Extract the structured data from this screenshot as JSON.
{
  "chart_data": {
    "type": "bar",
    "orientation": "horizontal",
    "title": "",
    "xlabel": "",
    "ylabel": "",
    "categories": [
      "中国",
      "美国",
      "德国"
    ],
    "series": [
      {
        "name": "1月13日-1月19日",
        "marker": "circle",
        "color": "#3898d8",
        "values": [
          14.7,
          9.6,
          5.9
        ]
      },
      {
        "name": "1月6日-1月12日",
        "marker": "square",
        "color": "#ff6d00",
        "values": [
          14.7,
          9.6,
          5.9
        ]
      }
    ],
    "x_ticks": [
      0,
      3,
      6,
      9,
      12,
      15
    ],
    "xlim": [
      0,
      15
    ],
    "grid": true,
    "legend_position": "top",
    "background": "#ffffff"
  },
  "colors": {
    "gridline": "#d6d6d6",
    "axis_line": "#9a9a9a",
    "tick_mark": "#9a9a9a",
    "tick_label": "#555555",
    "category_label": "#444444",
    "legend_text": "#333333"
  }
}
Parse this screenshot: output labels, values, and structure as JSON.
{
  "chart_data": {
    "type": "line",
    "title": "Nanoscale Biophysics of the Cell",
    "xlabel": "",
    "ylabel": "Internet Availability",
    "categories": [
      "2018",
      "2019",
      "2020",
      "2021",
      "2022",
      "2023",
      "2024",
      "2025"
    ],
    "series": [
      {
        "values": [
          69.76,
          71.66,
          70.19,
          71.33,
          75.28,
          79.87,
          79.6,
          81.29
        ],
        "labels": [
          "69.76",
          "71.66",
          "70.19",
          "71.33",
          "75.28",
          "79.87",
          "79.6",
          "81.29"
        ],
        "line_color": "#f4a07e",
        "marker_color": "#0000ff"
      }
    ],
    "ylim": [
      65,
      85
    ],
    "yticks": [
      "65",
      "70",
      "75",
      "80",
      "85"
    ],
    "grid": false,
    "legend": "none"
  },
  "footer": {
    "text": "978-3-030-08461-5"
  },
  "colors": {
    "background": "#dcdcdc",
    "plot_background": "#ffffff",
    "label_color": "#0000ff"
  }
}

+--

**Task details**
Lines that hold "screenshot" are the ones to copy; find all of them.

**Finished task**
Extract the structured data from this screenshot as JSON.
Parse this screenshot: output labels, values, and structure as JSON.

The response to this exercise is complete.